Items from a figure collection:
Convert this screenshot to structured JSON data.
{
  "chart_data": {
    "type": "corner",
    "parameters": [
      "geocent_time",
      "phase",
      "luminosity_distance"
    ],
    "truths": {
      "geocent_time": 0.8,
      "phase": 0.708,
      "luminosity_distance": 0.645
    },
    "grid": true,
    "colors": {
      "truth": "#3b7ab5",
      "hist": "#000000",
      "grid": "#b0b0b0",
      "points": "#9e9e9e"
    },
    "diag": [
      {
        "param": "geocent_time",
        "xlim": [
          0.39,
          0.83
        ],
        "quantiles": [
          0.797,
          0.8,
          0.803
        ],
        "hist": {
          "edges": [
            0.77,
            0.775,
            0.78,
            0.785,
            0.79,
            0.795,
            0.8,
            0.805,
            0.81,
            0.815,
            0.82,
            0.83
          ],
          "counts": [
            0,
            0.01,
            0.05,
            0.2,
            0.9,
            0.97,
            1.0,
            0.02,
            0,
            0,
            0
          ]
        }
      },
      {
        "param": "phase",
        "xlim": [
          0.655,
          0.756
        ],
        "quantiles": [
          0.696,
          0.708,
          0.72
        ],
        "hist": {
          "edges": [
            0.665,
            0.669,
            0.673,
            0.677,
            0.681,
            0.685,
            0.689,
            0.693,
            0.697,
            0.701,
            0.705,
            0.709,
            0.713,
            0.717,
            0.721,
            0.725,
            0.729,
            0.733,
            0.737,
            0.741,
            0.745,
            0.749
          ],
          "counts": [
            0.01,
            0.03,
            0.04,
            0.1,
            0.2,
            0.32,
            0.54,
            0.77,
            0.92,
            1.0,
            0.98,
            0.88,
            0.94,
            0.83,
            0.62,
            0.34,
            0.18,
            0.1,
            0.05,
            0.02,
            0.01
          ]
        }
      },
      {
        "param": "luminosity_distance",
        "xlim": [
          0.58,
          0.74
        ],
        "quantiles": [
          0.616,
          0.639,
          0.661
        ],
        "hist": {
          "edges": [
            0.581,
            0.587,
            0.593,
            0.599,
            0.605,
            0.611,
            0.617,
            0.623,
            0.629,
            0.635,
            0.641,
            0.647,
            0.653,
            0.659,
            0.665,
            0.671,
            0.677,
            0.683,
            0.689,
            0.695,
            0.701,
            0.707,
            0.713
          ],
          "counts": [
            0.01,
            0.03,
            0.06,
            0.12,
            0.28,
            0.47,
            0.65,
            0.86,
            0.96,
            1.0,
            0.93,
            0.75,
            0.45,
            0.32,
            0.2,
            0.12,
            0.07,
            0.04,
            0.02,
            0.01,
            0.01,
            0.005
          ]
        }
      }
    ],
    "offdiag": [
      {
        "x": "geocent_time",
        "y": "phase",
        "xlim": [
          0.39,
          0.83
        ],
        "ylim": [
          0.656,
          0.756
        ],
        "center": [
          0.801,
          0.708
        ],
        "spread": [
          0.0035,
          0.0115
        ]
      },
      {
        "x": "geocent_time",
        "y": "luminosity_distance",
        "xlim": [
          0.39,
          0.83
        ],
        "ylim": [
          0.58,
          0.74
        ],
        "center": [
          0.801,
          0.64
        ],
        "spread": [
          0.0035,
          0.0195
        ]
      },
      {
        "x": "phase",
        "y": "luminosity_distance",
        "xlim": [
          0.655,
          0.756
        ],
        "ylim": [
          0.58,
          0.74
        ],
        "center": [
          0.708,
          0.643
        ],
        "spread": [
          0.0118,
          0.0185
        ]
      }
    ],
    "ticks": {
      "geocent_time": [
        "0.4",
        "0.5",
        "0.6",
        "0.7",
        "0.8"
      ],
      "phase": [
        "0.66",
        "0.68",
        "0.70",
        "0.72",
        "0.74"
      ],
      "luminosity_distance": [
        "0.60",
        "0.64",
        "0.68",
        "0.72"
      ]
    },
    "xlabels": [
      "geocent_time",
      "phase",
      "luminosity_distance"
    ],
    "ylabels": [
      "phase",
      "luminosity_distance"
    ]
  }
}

**PROBLEM DETAILS**
From the records, copy every line that has the string "phase" in it.

**THE RESULT**
      "phase",
      "phase": 0.708,
        "param": "phase",
        "y": "phase",
        "x": "phase",
      "phase": [
      "phase",
      "phase",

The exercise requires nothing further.